### Direction
Repeat all of the material exactly as given.

### Given records
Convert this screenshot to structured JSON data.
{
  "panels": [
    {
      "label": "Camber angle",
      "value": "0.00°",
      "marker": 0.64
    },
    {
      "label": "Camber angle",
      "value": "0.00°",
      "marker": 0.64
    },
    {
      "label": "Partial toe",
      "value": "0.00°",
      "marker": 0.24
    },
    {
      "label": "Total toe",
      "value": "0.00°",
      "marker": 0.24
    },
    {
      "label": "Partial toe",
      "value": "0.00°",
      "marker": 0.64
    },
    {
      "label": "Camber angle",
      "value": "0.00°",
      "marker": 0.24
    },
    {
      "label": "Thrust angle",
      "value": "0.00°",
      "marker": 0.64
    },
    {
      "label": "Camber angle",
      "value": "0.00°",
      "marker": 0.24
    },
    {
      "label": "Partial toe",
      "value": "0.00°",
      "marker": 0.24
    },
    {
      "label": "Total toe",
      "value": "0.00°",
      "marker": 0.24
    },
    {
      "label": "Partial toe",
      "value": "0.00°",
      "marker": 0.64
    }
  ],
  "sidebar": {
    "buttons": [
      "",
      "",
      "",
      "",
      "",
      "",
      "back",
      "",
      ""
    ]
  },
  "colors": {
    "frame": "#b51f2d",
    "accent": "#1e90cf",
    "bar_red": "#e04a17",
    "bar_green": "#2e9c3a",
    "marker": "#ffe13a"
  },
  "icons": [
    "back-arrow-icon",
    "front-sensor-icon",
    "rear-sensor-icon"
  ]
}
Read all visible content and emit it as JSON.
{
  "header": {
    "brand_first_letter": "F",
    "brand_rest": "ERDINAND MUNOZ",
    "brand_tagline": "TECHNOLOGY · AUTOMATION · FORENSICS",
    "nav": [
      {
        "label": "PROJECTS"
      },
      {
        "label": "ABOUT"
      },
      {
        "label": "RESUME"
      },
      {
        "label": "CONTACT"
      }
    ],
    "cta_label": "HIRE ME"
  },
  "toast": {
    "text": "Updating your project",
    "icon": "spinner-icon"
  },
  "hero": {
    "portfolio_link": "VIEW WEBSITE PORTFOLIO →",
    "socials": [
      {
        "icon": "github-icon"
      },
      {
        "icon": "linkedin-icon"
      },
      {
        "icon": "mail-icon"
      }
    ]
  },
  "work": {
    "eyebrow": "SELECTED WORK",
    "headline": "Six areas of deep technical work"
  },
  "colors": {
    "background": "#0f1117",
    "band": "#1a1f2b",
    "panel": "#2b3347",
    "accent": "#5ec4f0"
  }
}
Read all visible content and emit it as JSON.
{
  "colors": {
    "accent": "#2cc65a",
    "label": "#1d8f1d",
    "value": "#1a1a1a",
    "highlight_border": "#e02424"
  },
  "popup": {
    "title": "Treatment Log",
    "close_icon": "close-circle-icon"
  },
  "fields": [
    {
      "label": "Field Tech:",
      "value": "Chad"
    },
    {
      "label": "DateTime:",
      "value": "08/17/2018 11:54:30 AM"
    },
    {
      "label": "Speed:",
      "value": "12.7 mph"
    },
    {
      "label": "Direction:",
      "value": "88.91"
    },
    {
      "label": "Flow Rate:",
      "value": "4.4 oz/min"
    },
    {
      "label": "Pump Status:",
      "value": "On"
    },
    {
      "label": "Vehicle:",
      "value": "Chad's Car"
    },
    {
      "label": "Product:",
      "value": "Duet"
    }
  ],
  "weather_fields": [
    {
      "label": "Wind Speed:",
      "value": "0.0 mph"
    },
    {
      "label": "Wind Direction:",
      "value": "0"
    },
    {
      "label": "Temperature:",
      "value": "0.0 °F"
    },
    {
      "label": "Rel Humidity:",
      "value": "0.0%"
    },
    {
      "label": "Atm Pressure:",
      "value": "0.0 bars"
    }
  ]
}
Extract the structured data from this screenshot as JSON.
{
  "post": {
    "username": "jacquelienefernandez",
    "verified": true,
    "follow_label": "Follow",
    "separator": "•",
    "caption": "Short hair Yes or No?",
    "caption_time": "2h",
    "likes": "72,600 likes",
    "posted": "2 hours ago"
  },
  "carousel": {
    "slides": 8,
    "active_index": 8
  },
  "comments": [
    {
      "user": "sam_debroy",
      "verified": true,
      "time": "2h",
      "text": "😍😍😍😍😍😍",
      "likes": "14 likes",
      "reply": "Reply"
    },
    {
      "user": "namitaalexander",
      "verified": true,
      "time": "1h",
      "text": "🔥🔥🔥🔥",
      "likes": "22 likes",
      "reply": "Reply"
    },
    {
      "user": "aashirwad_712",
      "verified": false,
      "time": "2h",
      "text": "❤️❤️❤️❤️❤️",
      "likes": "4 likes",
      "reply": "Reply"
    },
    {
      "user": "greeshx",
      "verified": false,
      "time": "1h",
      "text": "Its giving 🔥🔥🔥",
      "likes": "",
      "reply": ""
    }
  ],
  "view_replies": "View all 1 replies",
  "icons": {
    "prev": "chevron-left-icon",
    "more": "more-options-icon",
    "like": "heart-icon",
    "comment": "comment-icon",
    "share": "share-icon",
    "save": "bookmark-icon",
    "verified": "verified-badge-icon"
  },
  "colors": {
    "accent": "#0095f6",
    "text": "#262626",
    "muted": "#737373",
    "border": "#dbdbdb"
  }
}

### Complete response
Convert this screenshot to structured JSON data.
{
  "panels": [
    {
      "label": "Camber angle",
      "value": "0.00°",
      "marker": 0.64
    },
    {
      "label": "Camber angle",
      "value": "0.00°",
      "marker": 0.64
    },
    {
      "label": "Partial toe",
      "value": "0.00°",
      "marker": 0.24
    },
    {
      "label": "Total toe",
      "value": "0.00°",
      "marker": 0.24
    },
    {
      "label": "Partial toe",
      "value": "0.00°",
      "marker": 0.64
    },
    {
      "label": "Camber angle",
      "value": "0.00°",
      "marker": 0.24
    },
    {
      "label": "Thrust angle",
      "value": "0.00°",
      "marker": 0.64
    },
    {
      "label": "Camber angle",
      "value": "0.00°",
      "marker": 0.24
    },
    {
      "label": "Partial toe",
      "value": "0.00°",
      "marker": 0.24
    },
    {
      "label": "Total toe",
      "value": "0.00°",
      "marker": 0.24
    },
    {
      "label": "Partial toe",
      "value": "0.00°",
      "marker": 0.64
    }
  ],
  "sidebar": {
    "buttons": [
      "",
      "",
      "",
      "",
      "",
      "",
      "back",
      "",
      ""
    ]
  },
  "colors": {
    "frame": "#b51f2d",
    "accent": "#1e90cf",
    "bar_red": "#e04a17",
    "bar_green": "#2e9c3a",
    "marker": "#ffe13a"
  },
  "icons": [
    "back-arrow-icon",
    "front-sensor-icon",
    "rear-sensor-icon"
  ]
}
Read all visible content and emit it as JSON.
{
  "header": {
    "brand_first_letter": "F",
    "brand_rest": "ERDINAND MUNOZ",
    "brand_tagline": "TECHNOLOGY · AUTOMATION · FORENSICS",
    "nav": [
      {
        "label": "PROJECTS"
      },
      {
        "label": "ABOUT"
      },
      {
        "label": "RESUME"
      },
      {
        "label": "CONTACT"
      }
    ],
    "cta_label": "HIRE ME"
  },
  "toast": {
    "text": "Updating your project",
    "icon": "spinner-icon"
  },
  "hero": {
    "portfolio_link": "VIEW WEBSITE PORTFOLIO →",
    "socials": [
      {
        "icon": "github-icon"
      },
      {
        "icon": "linkedin-icon"
      },
      {
        "icon": "mail-icon"
      }
    ]
  },
  "work": {
    "eyebrow": "SELECTED WORK",
    "headline": "Six areas of deep technical work"
  },
  "colors": {
    "background": "#0f1117",
    "band": "#1a1f2b",
    "panel": "#2b3347",
    "accent": "#5ec4f0"
  }
}
Read all visible content and emit it as JSON.
{
  "colors": {
    "accent": "#2cc65a",
    "label": "#1d8f1d",
    "value": "#1a1a1a",
    "highlight_border": "#e02424"
  },
  "popup": {
    "title": "Treatment Log",
    "close_icon": "close-circle-icon"
  },
  "fields": [
    {
      "label": "Field Tech:",
      "value": "Chad"
    },
    {
      "label": "DateTime:",
      "value": "08/17/2018 11:54:30 AM"
    },
    {
      "label": "Speed:",
      "value": "12.7 mph"
    },
    {
      "label": "Direction:",
      "value": "88.91"
    },
    {
      "label": "Flow Rate:",
      "value": "4.4 oz/min"
    },
    {
      "label": "Pump Status:",
      "value": "On"
    },
    {
      "label": "Vehicle:",
      "value": "Chad's Car"
    },
    {
      "label": "Product:",
      "value": "Duet"
    }
  ],
  "weather_fields": [
    {
      "label": "Wind Speed:",
      "value": "0.0 mph"
    },
    {
      "label": "Wind Direction:",
      "value": "0"
    },
    {
      "label": "Temperature:",
      "value": "0.0 °F"
    },
    {
      "label": "Rel Humidity:",
      "value": "0.0%"
    },
    {
      "label": "Atm Pressure:",
      "value": "0.0 bars"
    }
  ]
}
Extract the structured data from this screenshot as JSON.
{
  "post": {
    "username": "jacquelienefernandez",
    "verified": true,
    "follow_label": "Follow",
    "separator": "•",
    "caption": "Short hair Yes or No?",
    "caption_time": "2h",
    "likes": "72,600 likes",
    "posted": "2 hours ago"
  },
  "carousel": {
    "slides": 8,
    "active_index": 8
  },
  "comments": [
    {
      "user": "sam_debroy",
      "verified": true,
      "time": "2h",
      "text": "😍😍😍😍😍😍",
      "likes": "14 likes",
      "reply": "Reply"
    },
    {
      "user": "namitaalexander",
      "verified": true,
      "time": "1h",
      "text": "🔥🔥🔥🔥",
      "likes": "22 likes",
      "reply": "Reply"
    },
    {
      "user": "aashirwad_712",
      "verified": false,
      "time": "2h",
      "text": "❤️❤️❤️❤️❤️",
      "likes": "4 likes",
      "reply": "Reply"
    },
    {
      "user": "greeshx",
      "verified": false,
      "time": "1h",
      "text": "Its giving 🔥🔥🔥",
      "likes": "",
      "reply": ""
    }
  ],
  "view_replies": "View all 1 replies",
  "icons": {
    "prev": "chevron-left-icon",
    "more": "more-options-icon",
    "like": "heart-icon",
    "comment": "comment-icon",
    "share": "share-icon",
    "save": "bookmark-icon",
    "verified": "verified-badge-icon"
  },
  "colors": {
    "accent": "#0095f6",
    "text": "#262626",
    "muted": "#737373",
    "border": "#dbdbdb"
  }
}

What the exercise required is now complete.